Stored items:

- - - -

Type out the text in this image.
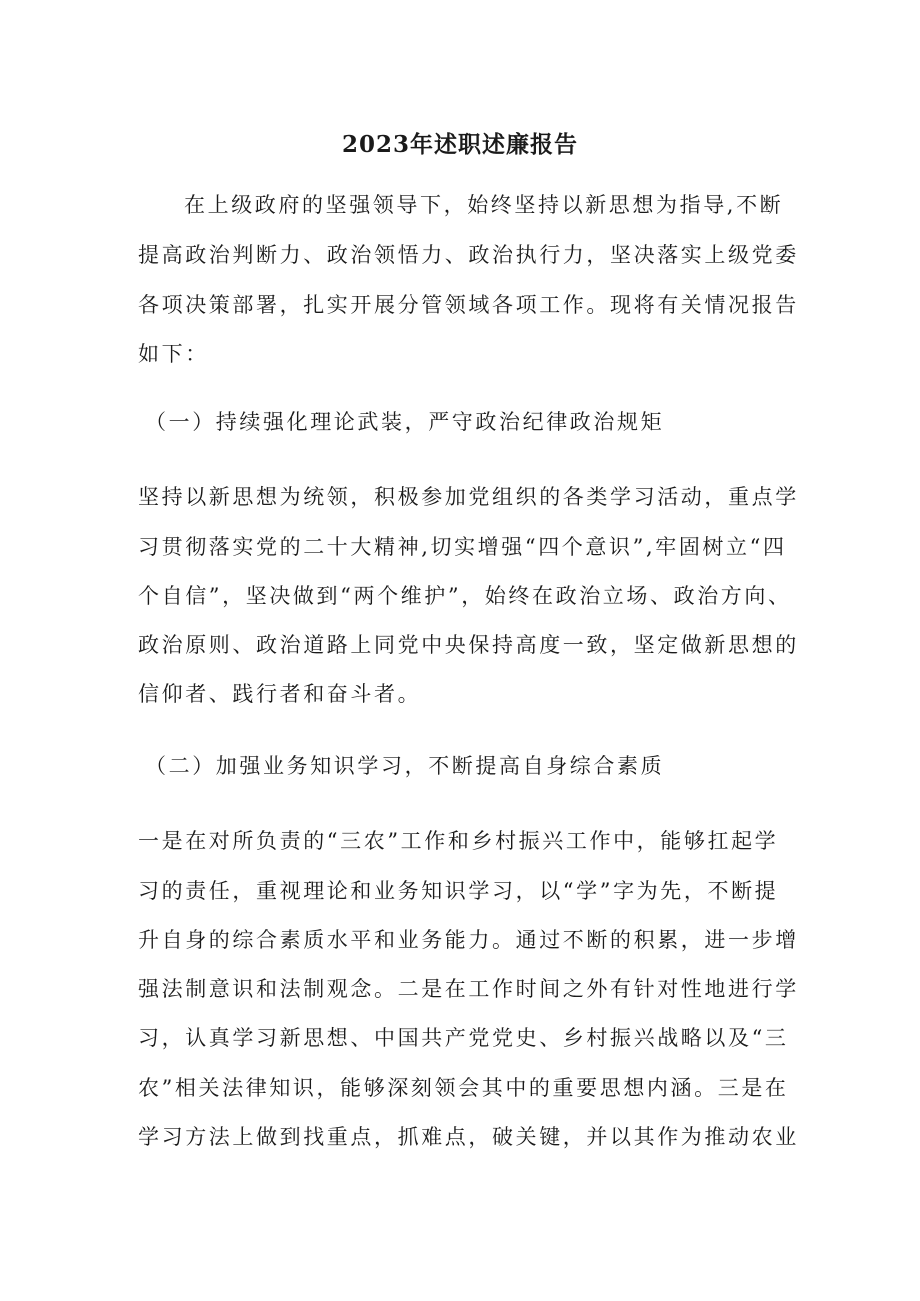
2023年述职述廉报告
在上级政府的坚强领导下，始终坚持以新思想为指导,不断
提高政治判断力、政治领悟力、政治执行力，坚决落实上级党委
各项决策部署，扎实开展分管领域各项工作。现将有关情况报告
如下：
（一）持续强化理论武装，严守政治纪律政治规矩
坚持以新思想为统领，积极参加党组织的各类学习活动，重点学
习贯彻落实党的二十大精神,切实增强“四个意识”,牢固树立“四
个自信”，坚决做到“两个维护”，始终在政治立场、政治方向、
政治原则、政治道路上同党中央保持高度一致，坚定做新思想的
信仰者、践行者和奋斗者。
（二）加强业务知识学习，不断提高自身综合素质
一是在对所负责的“三农”工作和乡村振兴工作中，能够扛起学
习的责任，重视理论和业务知识学习，以“学”字为先，不断提
升自身的综合素质水平和业务能力。通过不断的积累，进一步增
强法制意识和法制观念。二是在工作时间之外有针对性地进行学
习，认真学习新思想、中国共产党党史、乡村振兴战略以及“三
农”相关法律知识，能够深刻领会其中的重要思想内涵。三是在
学习方法上做到找重点，抓难点，破关键，并以其作为推动农业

- - - -

§ Directive: Print each entry shown above with exact wording and no pictures.

§ Right answer:
Type out the text in this image.
2023年述职述廉报告
在上级政府的坚强领导下，始终坚持以新思想为指导,不断
提高政治判断力、政治领悟力、政治执行力，坚决落实上级党委
各项决策部署，扎实开展分管领域各项工作。现将有关情况报告
如下：
（一）持续强化理论武装，严守政治纪律政治规矩
坚持以新思想为统领，积极参加党组织的各类学习活动，重点学
习贯彻落实党的二十大精神,切实增强“四个意识”,牢固树立“四
个自信”，坚决做到“两个维护”，始终在政治立场、政治方向、
政治原则、政治道路上同党中央保持高度一致，坚定做新思想的
信仰者、践行者和奋斗者。
（二）加强业务知识学习，不断提高自身综合素质
一是在对所负责的“三农”工作和乡村振兴工作中，能够扛起学
习的责任，重视理论和业务知识学习，以“学”字为先，不断提
升自身的综合素质水平和业务能力。通过不断的积累，进一步增
强法制意识和法制观念。二是在工作时间之外有针对性地进行学
习，认真学习新思想、中国共产党党史、乡村振兴战略以及“三
农”相关法律知识，能够深刻领会其中的重要思想内涵。三是在
学习方法上做到找重点，抓难点，破关键，并以其作为推动农业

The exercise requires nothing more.